Records about charts and figures
********

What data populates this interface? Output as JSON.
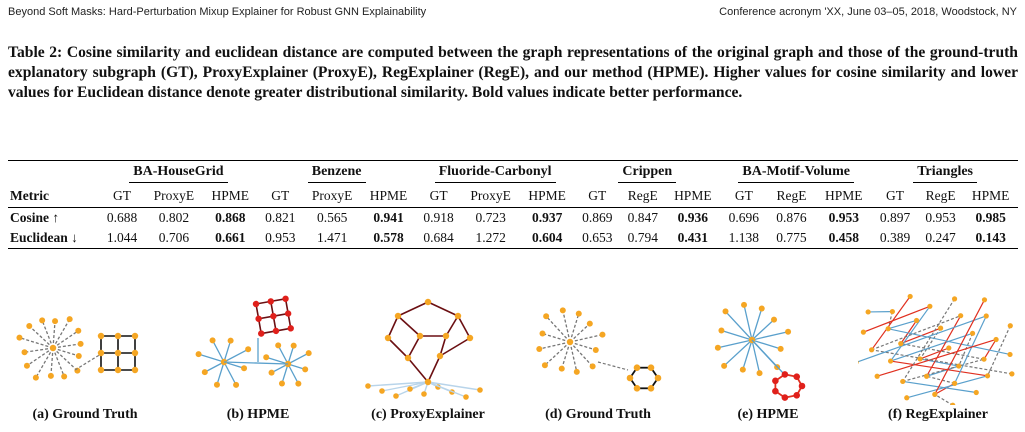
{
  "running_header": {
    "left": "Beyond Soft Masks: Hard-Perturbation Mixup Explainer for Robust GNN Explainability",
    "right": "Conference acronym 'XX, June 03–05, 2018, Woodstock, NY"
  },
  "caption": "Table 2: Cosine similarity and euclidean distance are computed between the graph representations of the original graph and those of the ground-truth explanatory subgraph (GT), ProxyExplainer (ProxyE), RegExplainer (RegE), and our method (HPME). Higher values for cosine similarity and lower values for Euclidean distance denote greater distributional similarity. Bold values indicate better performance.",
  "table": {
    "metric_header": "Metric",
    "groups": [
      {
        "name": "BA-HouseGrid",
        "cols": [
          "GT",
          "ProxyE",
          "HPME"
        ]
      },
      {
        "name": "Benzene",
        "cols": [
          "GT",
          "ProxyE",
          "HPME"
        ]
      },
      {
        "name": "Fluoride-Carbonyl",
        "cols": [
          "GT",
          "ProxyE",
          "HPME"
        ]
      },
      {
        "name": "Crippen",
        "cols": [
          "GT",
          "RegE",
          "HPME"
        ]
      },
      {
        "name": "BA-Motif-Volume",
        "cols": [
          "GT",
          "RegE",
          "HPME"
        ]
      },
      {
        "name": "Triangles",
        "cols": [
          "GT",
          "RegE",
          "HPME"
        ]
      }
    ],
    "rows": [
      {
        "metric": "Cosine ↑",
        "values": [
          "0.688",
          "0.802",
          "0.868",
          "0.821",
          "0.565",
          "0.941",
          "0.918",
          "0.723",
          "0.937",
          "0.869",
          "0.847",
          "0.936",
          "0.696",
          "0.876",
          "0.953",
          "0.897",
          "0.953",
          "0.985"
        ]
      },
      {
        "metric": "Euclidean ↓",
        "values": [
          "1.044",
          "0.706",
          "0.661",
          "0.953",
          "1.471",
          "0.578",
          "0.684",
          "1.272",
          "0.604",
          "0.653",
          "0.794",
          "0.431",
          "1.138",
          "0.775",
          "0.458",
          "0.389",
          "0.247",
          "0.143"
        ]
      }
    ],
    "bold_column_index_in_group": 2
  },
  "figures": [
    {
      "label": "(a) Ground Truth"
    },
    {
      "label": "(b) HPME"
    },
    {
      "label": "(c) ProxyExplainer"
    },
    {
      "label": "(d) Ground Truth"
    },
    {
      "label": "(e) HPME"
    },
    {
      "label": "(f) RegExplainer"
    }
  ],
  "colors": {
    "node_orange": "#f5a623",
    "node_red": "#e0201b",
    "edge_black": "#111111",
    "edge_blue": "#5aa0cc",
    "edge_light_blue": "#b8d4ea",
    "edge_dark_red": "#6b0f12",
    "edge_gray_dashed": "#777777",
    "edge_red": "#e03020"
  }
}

********

Work instructions> Pictures are to be left out; the records above must be repeated word for word.

Final result>
What data populates this interface? Output as JSON.
{
  "running_header": {
    "left": "Beyond Soft Masks: Hard-Perturbation Mixup Explainer for Robust GNN Explainability",
    "right": "Conference acronym 'XX, June 03–05, 2018, Woodstock, NY"
  },
  "caption": "Table 2: Cosine similarity and euclidean distance are computed between the graph representations of the original graph and those of the ground-truth explanatory subgraph (GT), ProxyExplainer (ProxyE), RegExplainer (RegE), and our method (HPME). Higher values for cosine similarity and lower values for Euclidean distance denote greater distributional similarity. Bold values indicate better performance.",
  "table": {
    "metric_header": "Metric",
    "groups": [
      {
        "name": "BA-HouseGrid",
        "cols": [
          "GT",
          "ProxyE",
          "HPME"
        ]
      },
      {
        "name": "Benzene",
        "cols": [
          "GT",
          "ProxyE",
          "HPME"
        ]
      },
      {
        "name": "Fluoride-Carbonyl",
        "cols": [
          "GT",
          "ProxyE",
          "HPME"
        ]
      },
      {
        "name": "Crippen",
        "cols": [
          "GT",
          "RegE",
          "HPME"
        ]
      },
      {
        "name": "BA-Motif-Volume",
        "cols": [
          "GT",
          "RegE",
          "HPME"
        ]
      },
      {
        "name": "Triangles",
        "cols": [
          "GT",
          "RegE",
          "HPME"
        ]
      }
    ],
    "rows": [
      {
        "metric": "Cosine ↑",
        "values": [
          "0.688",
          "0.802",
          "0.868",
          "0.821",
          "0.565",
          "0.941",
          "0.918",
          "0.723",
          "0.937",
          "0.869",
          "0.847",
          "0.936",
          "0.696",
          "0.876",
          "0.953",
          "0.897",
          "0.953",
          "0.985"
        ]
      },
      {
        "metric": "Euclidean ↓",
        "values": [
          "1.044",
          "0.706",
          "0.661",
          "0.953",
          "1.471",
          "0.578",
          "0.684",
          "1.272",
          "0.604",
          "0.653",
          "0.794",
          "0.431",
          "1.138",
          "0.775",
          "0.458",
          "0.389",
          "0.247",
          "0.143"
        ]
      }
    ],
    "bold_column_index_in_group": 2
  },
  "figures": [
    {
      "label": "(a) Ground Truth"
    },
    {
      "label": "(b) HPME"
    },
    {
      "label": "(c) ProxyExplainer"
    },
    {
      "label": "(d) Ground Truth"
    },
    {
      "label": "(e) HPME"
    },
    {
      "label": "(f) RegExplainer"
    }
  ],
  "colors": {
    "node_orange": "#f5a623",
    "node_red": "#e0201b",
    "edge_black": "#111111",
    "edge_blue": "#5aa0cc",
    "edge_light_blue": "#b8d4ea",
    "edge_dark_red": "#6b0f12",
    "edge_gray_dashed": "#777777",
    "edge_red": "#e03020"
  }
}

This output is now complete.